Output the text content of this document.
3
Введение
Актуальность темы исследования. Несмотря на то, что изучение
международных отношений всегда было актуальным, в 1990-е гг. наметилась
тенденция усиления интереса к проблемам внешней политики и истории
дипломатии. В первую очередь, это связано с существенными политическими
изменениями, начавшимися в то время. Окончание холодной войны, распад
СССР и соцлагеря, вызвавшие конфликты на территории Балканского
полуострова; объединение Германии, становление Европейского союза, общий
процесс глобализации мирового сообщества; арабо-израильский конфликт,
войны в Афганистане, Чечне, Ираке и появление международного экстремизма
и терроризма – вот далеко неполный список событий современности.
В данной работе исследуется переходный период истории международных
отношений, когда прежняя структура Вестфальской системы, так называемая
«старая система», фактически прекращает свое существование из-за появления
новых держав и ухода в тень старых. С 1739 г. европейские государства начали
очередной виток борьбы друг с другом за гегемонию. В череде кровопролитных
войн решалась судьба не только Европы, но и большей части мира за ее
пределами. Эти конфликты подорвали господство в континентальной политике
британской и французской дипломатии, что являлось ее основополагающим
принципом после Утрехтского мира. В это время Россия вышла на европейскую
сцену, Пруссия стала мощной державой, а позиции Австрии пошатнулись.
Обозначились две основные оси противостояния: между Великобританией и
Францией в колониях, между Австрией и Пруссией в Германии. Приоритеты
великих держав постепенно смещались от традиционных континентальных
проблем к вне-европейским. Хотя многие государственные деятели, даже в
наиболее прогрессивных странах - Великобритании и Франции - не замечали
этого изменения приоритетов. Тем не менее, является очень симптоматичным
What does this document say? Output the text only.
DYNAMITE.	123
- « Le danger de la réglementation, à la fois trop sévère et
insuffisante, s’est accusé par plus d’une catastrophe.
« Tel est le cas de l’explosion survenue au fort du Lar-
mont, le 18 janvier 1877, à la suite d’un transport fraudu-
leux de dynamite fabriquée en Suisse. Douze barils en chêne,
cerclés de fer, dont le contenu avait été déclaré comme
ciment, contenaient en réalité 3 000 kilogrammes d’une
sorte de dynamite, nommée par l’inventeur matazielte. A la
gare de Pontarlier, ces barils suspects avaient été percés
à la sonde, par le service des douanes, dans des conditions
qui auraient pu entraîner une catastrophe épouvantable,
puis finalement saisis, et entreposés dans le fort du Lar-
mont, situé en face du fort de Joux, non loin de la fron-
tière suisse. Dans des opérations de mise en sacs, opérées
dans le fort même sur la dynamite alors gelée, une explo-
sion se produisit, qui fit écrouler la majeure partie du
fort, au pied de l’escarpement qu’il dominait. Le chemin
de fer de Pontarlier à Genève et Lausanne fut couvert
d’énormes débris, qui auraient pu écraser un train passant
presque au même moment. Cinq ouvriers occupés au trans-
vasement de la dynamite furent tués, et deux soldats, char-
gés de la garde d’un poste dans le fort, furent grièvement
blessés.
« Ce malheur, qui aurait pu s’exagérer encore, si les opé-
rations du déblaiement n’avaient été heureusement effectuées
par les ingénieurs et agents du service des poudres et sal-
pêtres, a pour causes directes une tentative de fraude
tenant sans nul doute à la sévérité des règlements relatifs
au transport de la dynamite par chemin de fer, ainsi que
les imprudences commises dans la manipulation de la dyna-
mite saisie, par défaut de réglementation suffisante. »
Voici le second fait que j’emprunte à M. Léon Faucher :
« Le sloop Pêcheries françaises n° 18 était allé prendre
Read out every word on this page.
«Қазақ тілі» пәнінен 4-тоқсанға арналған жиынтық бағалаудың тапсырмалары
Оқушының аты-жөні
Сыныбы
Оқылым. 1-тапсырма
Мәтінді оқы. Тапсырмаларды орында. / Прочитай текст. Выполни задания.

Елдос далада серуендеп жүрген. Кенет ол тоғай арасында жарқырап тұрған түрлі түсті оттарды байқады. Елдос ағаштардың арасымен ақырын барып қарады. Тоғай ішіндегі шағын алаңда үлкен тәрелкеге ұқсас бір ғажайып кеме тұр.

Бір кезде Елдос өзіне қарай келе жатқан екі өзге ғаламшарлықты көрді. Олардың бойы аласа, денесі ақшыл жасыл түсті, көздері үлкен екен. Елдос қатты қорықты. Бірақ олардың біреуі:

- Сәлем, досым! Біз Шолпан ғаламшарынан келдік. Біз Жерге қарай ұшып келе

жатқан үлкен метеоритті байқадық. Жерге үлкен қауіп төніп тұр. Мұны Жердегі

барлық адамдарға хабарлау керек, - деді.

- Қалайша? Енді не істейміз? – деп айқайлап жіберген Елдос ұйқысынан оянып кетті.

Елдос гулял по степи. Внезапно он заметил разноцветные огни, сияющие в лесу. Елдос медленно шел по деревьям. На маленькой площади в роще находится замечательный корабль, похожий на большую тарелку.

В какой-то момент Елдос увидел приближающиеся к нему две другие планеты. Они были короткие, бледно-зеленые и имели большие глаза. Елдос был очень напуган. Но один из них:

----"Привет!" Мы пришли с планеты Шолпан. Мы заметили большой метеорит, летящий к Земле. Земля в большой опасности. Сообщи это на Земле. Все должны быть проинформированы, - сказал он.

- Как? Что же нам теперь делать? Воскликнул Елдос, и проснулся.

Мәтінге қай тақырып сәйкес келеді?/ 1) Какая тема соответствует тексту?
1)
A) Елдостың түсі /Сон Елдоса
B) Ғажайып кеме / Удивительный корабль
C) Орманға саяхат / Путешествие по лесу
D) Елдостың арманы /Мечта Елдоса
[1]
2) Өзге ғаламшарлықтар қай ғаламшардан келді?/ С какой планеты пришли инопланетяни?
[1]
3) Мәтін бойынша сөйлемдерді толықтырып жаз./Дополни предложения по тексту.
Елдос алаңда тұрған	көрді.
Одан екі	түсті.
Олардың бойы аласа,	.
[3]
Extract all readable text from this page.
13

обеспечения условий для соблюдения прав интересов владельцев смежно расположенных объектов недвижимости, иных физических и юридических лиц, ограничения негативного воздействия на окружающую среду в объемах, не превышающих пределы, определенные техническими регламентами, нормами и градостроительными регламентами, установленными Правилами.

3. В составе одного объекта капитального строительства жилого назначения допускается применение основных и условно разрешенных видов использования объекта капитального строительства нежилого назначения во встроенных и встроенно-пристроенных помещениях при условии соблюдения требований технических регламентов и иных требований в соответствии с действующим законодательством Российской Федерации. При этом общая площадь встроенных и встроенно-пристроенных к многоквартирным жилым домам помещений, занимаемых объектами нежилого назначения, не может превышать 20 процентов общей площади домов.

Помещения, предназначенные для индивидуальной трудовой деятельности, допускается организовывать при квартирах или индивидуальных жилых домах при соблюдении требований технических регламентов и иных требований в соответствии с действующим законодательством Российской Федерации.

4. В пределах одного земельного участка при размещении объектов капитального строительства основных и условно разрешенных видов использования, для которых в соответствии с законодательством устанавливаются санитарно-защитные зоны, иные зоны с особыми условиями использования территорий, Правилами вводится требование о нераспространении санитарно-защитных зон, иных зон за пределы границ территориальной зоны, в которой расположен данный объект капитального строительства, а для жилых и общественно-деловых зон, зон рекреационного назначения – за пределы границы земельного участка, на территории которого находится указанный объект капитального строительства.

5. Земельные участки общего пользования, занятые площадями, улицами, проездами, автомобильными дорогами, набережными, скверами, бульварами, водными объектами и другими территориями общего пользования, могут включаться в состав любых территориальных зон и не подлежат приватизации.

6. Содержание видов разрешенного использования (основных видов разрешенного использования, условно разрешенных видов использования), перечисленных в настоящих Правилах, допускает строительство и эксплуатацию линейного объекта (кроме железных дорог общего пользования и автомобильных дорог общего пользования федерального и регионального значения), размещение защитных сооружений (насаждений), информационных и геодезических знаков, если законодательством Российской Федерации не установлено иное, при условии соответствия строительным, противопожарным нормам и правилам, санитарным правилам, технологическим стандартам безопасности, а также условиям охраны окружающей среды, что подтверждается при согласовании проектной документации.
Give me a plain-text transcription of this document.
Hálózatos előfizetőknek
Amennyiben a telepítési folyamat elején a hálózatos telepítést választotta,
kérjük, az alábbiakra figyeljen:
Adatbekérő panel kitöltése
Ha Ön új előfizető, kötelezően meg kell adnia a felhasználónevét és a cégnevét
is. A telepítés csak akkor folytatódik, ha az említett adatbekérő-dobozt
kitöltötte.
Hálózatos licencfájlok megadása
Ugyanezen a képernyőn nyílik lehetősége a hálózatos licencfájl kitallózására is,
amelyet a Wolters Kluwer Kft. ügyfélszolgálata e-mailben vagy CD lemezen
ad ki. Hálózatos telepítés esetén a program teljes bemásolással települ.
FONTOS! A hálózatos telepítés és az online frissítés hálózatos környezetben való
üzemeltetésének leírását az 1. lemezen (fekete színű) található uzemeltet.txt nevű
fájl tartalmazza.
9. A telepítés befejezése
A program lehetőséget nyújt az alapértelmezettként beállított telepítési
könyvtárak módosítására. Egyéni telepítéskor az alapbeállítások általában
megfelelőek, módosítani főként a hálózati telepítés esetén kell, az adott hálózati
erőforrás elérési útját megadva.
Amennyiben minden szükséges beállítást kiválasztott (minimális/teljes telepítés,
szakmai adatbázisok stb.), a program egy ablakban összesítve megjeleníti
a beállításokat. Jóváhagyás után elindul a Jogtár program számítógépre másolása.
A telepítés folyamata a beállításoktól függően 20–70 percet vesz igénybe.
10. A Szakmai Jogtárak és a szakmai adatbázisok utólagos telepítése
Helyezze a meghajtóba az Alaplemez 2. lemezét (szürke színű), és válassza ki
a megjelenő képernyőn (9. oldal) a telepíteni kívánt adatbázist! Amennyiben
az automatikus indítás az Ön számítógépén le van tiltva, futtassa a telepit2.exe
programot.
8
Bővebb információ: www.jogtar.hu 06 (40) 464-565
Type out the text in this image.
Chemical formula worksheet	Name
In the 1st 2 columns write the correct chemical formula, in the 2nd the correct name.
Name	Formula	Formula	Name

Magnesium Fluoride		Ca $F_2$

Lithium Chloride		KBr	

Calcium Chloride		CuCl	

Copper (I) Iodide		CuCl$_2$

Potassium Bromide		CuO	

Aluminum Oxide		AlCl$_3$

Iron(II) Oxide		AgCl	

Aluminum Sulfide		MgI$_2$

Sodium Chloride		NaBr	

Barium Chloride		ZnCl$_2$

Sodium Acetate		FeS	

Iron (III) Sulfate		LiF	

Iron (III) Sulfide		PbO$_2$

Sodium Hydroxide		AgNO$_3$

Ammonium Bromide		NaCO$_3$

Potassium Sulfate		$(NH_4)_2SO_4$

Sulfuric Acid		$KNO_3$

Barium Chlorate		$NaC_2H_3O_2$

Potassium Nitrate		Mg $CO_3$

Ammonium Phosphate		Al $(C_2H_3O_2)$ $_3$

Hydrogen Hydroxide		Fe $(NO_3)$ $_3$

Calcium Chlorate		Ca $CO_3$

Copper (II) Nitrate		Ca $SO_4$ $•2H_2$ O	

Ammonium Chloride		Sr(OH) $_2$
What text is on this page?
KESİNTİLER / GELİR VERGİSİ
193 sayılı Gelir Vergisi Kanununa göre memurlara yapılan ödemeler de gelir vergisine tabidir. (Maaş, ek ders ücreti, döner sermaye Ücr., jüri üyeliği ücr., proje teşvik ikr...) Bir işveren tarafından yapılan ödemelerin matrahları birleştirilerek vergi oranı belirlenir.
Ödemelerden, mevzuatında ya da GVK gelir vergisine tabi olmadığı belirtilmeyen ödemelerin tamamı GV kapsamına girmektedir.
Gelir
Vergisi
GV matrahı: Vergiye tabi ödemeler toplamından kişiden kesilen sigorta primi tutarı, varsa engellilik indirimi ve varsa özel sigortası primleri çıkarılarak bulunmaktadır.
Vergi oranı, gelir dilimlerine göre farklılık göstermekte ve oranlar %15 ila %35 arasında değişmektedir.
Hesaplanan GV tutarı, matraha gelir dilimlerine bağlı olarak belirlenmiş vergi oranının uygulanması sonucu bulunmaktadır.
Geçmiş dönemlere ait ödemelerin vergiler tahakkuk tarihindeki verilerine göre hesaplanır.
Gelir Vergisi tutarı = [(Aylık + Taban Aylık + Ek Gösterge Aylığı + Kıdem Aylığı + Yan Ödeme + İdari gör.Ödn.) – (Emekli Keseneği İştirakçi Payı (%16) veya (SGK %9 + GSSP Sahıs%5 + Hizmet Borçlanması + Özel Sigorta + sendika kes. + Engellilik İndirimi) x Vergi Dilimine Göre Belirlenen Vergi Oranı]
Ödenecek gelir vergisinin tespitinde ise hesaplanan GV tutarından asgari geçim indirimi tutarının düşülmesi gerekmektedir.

## Exercise instructions
Select every line in the material above where the string "находится" occurs, and copy it.

## Completed task
Елдос гулял по степи. Внезапно он заметил разноцветные огни, сияющие в лесу. Елдос медленно шел по деревьям. На маленькой площади в роще находится замечательный корабль, похожий на большую тарелку.
4. В пределах одного земельного участка при размещении объектов капитального строительства основных и условно разрешенных видов использования, для которых в соответствии с законодательством устанавливаются санитарно-защитные зоны, иные зоны с особыми условиями использования территорий, Правилами вводится требование о нераспространении санитарно-защитных зон, иных зон за пределы границ территориальной зоны, в которой расположен данный объект капитального строительства, а для жилых и общественно-деловых зон, зон рекреационного назначения – за пределы границы земельного участка, на территории которого находится указанный объект капитального строительства.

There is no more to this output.